● The exercise
Reproduce the listing below without any change.

(Stored items from a collection)
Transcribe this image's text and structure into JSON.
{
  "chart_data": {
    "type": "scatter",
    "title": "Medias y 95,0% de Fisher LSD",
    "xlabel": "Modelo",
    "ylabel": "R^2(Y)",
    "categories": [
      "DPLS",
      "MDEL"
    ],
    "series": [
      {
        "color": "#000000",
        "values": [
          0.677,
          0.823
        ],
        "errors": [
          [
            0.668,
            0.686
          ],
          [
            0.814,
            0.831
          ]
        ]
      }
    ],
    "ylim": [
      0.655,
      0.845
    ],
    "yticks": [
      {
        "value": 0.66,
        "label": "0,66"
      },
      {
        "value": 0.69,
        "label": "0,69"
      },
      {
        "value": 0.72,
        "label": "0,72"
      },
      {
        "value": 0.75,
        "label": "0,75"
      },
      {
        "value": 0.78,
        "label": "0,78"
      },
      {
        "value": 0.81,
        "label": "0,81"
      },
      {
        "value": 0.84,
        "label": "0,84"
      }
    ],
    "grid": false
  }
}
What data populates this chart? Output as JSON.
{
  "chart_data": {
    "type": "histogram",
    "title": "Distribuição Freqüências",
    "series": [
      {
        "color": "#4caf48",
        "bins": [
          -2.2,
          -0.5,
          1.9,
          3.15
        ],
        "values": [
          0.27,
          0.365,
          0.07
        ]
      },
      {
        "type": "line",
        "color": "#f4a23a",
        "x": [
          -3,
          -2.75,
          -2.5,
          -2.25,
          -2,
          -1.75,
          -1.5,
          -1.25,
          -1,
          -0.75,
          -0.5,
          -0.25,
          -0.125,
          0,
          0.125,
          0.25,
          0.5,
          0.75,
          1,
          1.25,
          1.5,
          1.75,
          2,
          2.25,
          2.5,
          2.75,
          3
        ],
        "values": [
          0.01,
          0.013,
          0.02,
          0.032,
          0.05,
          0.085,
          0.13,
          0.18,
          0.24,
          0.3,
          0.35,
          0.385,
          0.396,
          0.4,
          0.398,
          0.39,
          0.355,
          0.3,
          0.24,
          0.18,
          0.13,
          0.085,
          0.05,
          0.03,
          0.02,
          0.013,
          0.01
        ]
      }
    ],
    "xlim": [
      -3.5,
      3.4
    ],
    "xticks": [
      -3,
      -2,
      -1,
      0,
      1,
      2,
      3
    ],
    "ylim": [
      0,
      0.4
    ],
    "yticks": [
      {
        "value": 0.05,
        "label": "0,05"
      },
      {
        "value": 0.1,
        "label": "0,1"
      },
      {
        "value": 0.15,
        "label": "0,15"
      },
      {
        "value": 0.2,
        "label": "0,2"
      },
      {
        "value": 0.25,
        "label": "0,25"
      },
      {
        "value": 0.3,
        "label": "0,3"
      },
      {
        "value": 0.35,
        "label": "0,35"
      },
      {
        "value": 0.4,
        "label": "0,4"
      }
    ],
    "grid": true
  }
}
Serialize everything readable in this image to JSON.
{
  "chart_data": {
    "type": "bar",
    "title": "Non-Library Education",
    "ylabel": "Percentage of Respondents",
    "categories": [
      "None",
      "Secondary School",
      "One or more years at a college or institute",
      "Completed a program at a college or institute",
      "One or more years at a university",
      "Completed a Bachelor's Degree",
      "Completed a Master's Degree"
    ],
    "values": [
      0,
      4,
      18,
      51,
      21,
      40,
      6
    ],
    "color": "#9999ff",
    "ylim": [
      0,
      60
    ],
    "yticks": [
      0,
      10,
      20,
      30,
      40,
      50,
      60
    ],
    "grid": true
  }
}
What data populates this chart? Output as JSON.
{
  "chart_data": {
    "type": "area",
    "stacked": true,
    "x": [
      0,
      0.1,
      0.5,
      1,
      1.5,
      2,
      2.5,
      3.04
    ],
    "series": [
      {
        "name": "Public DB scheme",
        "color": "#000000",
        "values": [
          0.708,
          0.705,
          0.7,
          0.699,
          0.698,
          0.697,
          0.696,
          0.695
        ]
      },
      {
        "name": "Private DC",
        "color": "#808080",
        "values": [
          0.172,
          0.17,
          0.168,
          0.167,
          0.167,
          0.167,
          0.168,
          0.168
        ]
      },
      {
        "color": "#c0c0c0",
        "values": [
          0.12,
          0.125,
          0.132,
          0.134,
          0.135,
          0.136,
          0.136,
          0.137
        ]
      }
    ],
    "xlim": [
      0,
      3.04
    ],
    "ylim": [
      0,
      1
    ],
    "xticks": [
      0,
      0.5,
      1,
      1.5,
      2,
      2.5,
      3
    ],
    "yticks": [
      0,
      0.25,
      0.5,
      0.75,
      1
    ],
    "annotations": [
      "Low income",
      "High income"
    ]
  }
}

● Answer to this task
Transcribe this image's text and structure into JSON.
{
  "chart_data": {
    "type": "scatter",
    "title": "Medias y 95,0% de Fisher LSD",
    "xlabel": "Modelo",
    "ylabel": "R^2(Y)",
    "categories": [
      "DPLS",
      "MDEL"
    ],
    "series": [
      {
        "color": "#000000",
        "values": [
          0.677,
          0.823
        ],
        "errors": [
          [
            0.668,
            0.686
          ],
          [
            0.814,
            0.831
          ]
        ]
      }
    ],
    "ylim": [
      0.655,
      0.845
    ],
    "yticks": [
      {
        "value": 0.66,
        "label": "0,66"
      },
      {
        "value": 0.69,
        "label": "0,69"
      },
      {
        "value": 0.72,
        "label": "0,72"
      },
      {
        "value": 0.75,
        "label": "0,75"
      },
      {
        "value": 0.78,
        "label": "0,78"
      },
      {
        "value": 0.81,
        "label": "0,81"
      },
      {
        "value": 0.84,
        "label": "0,84"
      }
    ],
    "grid": false
  }
}
What data populates this chart? Output as JSON.
{
  "chart_data": {
    "type": "histogram",
    "title": "Distribuição Freqüências",
    "series": [
      {
        "color": "#4caf48",
        "bins": [
          -2.2,
          -0.5,
          1.9,
          3.15
        ],
        "values": [
          0.27,
          0.365,
          0.07
        ]
      },
      {
        "type": "line",
        "color": "#f4a23a",
        "x": [
          -3,
          -2.75,
          -2.5,
          -2.25,
          -2,
          -1.75,
          -1.5,
          -1.25,
          -1,
          -0.75,
          -0.5,
          -0.25,
          -0.125,
          0,
          0.125,
          0.25,
          0.5,
          0.75,
          1,
          1.25,
          1.5,
          1.75,
          2,
          2.25,
          2.5,
          2.75,
          3
        ],
        "values": [
          0.01,
          0.013,
          0.02,
          0.032,
          0.05,
          0.085,
          0.13,
          0.18,
          0.24,
          0.3,
          0.35,
          0.385,
          0.396,
          0.4,
          0.398,
          0.39,
          0.355,
          0.3,
          0.24,
          0.18,
          0.13,
          0.085,
          0.05,
          0.03,
          0.02,
          0.013,
          0.01
        ]
      }
    ],
    "xlim": [
      -3.5,
      3.4
    ],
    "xticks": [
      -3,
      -2,
      -1,
      0,
      1,
      2,
      3
    ],
    "ylim": [
      0,
      0.4
    ],
    "yticks": [
      {
        "value": 0.05,
        "label": "0,05"
      },
      {
        "value": 0.1,
        "label": "0,1"
      },
      {
        "value": 0.15,
        "label": "0,15"
      },
      {
        "value": 0.2,
        "label": "0,2"
      },
      {
        "value": 0.25,
        "label": "0,25"
      },
      {
        "value": 0.3,
        "label": "0,3"
      },
      {
        "value": 0.35,
        "label": "0,35"
      },
      {
        "value": 0.4,
        "label": "0,4"
      }
    ],
    "grid": true
  }
}
Serialize everything readable in this image to JSON.
{
  "chart_data": {
    "type": "bar",
    "title": "Non-Library Education",
    "ylabel": "Percentage of Respondents",
    "categories": [
      "None",
      "Secondary School",
      "One or more years at a college or institute",
      "Completed a program at a college or institute",
      "One or more years at a university",
      "Completed a Bachelor's Degree",
      "Completed a Master's Degree"
    ],
    "values": [
      0,
      4,
      18,
      51,
      21,
      40,
      6
    ],
    "color": "#9999ff",
    "ylim": [
      0,
      60
    ],
    "yticks": [
      0,
      10,
      20,
      30,
      40,
      50,
      60
    ],
    "grid": true
  }
}
What data populates this chart? Output as JSON.
{
  "chart_data": {
    "type": "area",
    "stacked": true,
    "x": [
      0,
      0.1,
      0.5,
      1,
      1.5,
      2,
      2.5,
      3.04
    ],
    "series": [
      {
        "name": "Public DB scheme",
        "color": "#000000",
        "values": [
          0.708,
          0.705,
          0.7,
          0.699,
          0.698,
          0.697,
          0.696,
          0.695
        ]
      },
      {
        "name": "Private DC",
        "color": "#808080",
        "values": [
          0.172,
          0.17,
          0.168,
          0.167,
          0.167,
          0.167,
          0.168,
          0.168
        ]
      },
      {
        "color": "#c0c0c0",
        "values": [
          0.12,
          0.125,
          0.132,
          0.134,
          0.135,
          0.136,
          0.136,
          0.137
        ]
      }
    ],
    "xlim": [
      0,
      3.04
    ],
    "ylim": [
      0,
      1
    ],
    "xticks": [
      0,
      0.5,
      1,
      1.5,
      2,
      2.5,
      3
    ],
    "yticks": [
      0,
      0.25,
      0.5,
      0.75,
      1
    ],
    "annotations": [
      "Low income",
      "High income"
    ]
  }
}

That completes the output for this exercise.